Stored entries
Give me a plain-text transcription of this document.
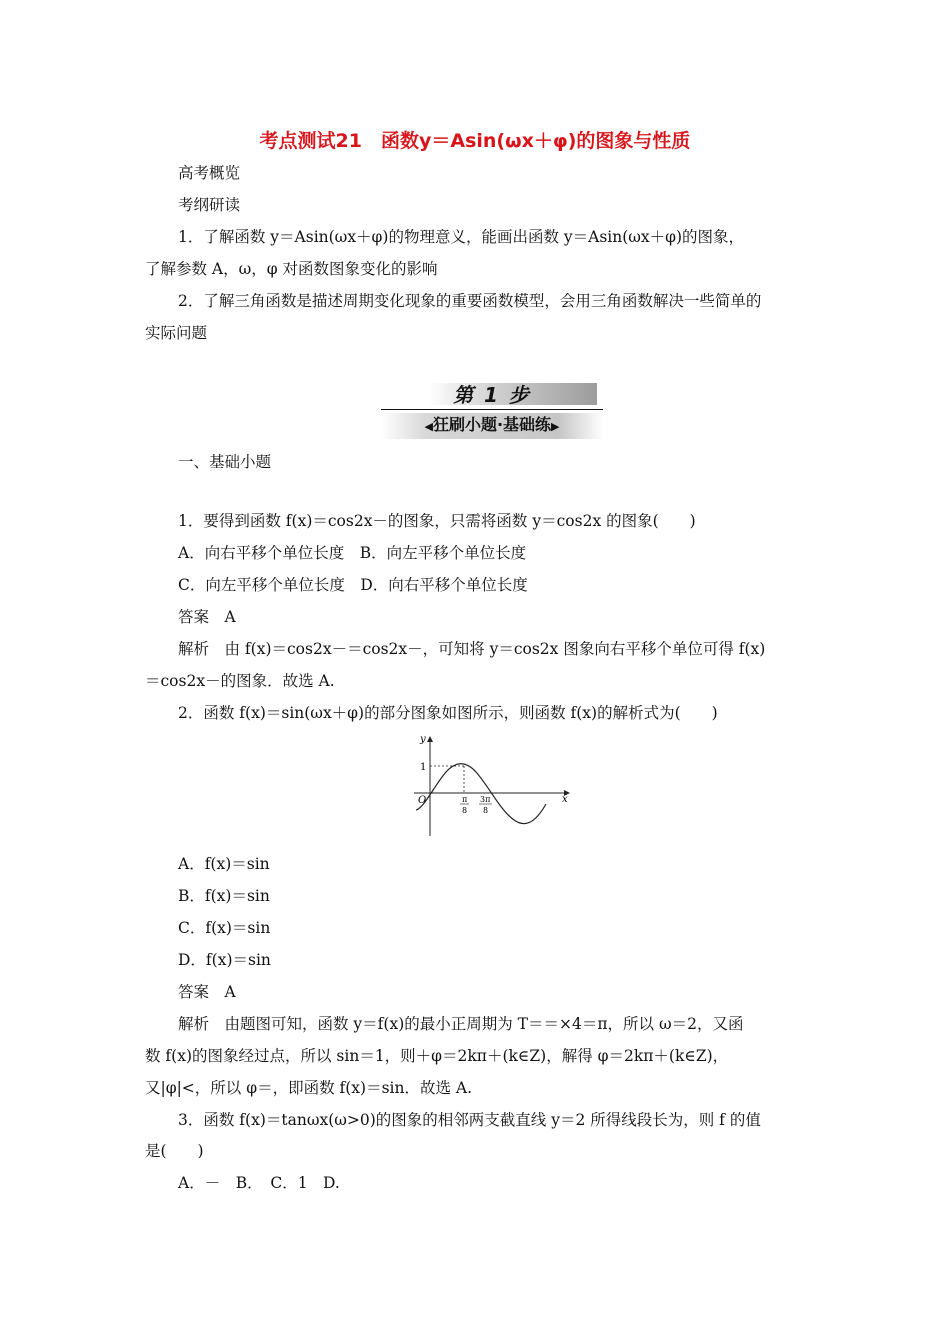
考点测试21　函数y＝Asin(ωx＋φ)的图象与性质
高考概览
考纲研读
1．了解函数 y＝Asin(ωx＋φ)的物理意义，能画出函数 y＝Asin(ωx＋φ)的图象，
了解参数 A，ω，φ 对函数图象变化的影响
2．了解三角函数是描述周期变化现象的重要函数模型，会用三角函数解决一些简单的
实际问题
第 1 步
◀狂刷小题·基础练▶
一、基础小题
1．要得到函数 f(x)＝cos2x－的图象，只需将函数 y＝cos2x 的图象(　　)
A．向右平移个单位长度　B．向左平移个单位长度
C．向左平移个单位长度　D．向右平移个单位长度
答案　A
解析　由 f(x)＝cos2x－＝cos2x－，可知将 y＝cos2x 图象向右平移个单位可得 f(x)
＝cos2x－的图象．故选 A.
2．函数 f(x)＝sin(ωx＋φ)的部分图象如图所示，则函数 f(x)的解析式为(　　)
y
x
O
1
π
8
3π
8
A．f(x)＝sin
B．f(x)＝sin
C．f(x)＝sin
D．f(x)＝sin
答案　A
解析　由题图可知，函数 y＝f(x)的最小正周期为 T＝＝×4＝π，所以 ω＝2，又函
数 f(x)的图象经过点，所以 sin＝1，则＋φ＝2kπ＋(k∈Z)，解得 φ＝2kπ＋(k∈Z)，
又|φ|<，所以 φ＝，即函数 f(x)＝sin．故选 A.
3．函数 f(x)＝tanωx(ω>0)的图象的相邻两支截直线 y＝2 所得线段长为，则 f 的值
是(　　)
A．－　B．　C．1　D.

- SHORT PROBLEM: Where a line holds the string "向左平移个单位长度", copy that line.

- EXERCISE OUTPUT:
A．向右平移个单位长度　B．向左平移个单位长度
C．向左平移个单位长度　D．向右平移个单位长度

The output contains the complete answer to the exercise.